STATED GOAL: Select the lines of the records containing the word "Attention" and list them.

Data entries
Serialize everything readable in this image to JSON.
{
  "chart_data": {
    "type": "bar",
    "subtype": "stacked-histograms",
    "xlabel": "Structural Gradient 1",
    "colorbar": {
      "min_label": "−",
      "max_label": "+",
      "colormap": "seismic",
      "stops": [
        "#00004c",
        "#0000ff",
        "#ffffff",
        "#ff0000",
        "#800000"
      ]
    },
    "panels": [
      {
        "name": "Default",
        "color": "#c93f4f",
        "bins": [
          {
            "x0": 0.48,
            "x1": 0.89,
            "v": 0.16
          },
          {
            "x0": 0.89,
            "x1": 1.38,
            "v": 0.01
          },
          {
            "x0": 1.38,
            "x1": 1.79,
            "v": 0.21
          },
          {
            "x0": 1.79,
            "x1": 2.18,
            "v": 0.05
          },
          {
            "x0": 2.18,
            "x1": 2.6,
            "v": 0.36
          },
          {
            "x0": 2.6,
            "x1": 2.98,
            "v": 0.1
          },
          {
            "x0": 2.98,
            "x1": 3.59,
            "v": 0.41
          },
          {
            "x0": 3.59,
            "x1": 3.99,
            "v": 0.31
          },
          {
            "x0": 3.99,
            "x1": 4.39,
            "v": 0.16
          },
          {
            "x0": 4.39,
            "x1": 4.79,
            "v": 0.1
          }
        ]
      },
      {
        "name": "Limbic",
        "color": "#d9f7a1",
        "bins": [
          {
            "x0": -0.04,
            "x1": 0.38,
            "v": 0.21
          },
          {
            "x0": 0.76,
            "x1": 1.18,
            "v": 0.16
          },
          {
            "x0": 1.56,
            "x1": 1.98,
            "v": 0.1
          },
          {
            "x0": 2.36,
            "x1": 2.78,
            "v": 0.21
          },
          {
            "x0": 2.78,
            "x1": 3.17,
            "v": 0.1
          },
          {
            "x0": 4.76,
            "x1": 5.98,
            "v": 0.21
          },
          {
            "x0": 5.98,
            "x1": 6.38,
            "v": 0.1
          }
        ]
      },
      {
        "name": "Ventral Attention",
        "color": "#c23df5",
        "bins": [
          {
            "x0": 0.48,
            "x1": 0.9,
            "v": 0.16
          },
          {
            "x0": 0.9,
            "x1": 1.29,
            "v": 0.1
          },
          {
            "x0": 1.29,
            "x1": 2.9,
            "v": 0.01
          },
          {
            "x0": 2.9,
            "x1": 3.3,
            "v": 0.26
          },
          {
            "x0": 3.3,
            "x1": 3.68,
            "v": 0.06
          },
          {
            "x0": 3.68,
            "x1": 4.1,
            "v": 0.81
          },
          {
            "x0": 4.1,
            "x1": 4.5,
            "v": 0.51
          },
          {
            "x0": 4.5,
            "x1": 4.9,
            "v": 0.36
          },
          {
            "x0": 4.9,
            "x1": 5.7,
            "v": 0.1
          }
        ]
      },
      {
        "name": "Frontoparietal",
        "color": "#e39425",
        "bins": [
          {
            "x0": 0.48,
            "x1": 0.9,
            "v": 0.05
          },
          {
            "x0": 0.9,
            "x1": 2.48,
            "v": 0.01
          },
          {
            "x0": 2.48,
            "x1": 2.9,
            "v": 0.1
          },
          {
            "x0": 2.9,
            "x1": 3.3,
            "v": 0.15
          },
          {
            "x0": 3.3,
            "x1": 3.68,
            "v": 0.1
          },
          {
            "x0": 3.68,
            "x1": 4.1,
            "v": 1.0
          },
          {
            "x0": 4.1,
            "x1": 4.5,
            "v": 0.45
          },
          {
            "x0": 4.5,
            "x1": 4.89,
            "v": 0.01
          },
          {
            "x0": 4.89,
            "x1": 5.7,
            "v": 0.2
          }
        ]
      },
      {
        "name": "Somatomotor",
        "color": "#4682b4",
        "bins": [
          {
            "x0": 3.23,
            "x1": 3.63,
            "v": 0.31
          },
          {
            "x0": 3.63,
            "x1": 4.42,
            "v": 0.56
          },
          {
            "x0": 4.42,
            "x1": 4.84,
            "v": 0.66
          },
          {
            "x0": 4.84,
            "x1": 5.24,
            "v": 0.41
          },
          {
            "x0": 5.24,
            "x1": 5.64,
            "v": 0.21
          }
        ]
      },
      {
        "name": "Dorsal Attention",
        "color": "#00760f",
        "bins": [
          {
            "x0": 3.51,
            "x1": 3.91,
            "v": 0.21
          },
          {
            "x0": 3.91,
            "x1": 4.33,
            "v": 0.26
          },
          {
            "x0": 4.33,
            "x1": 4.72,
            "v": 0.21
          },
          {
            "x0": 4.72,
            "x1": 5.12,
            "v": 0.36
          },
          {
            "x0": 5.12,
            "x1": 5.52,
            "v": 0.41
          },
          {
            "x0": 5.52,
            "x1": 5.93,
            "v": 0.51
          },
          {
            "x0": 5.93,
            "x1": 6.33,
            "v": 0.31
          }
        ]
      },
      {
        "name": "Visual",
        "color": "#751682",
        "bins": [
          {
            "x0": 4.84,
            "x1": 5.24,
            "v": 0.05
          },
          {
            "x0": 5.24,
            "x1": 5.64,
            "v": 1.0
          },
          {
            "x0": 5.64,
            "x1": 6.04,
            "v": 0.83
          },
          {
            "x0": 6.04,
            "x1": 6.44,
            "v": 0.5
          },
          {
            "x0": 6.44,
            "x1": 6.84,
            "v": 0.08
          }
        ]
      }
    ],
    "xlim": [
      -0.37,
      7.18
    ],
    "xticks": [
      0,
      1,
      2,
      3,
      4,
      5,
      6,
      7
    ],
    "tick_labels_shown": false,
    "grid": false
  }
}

FINAL RESULT:
        "name": "Ventral Attention",
        "name": "Dorsal Attention",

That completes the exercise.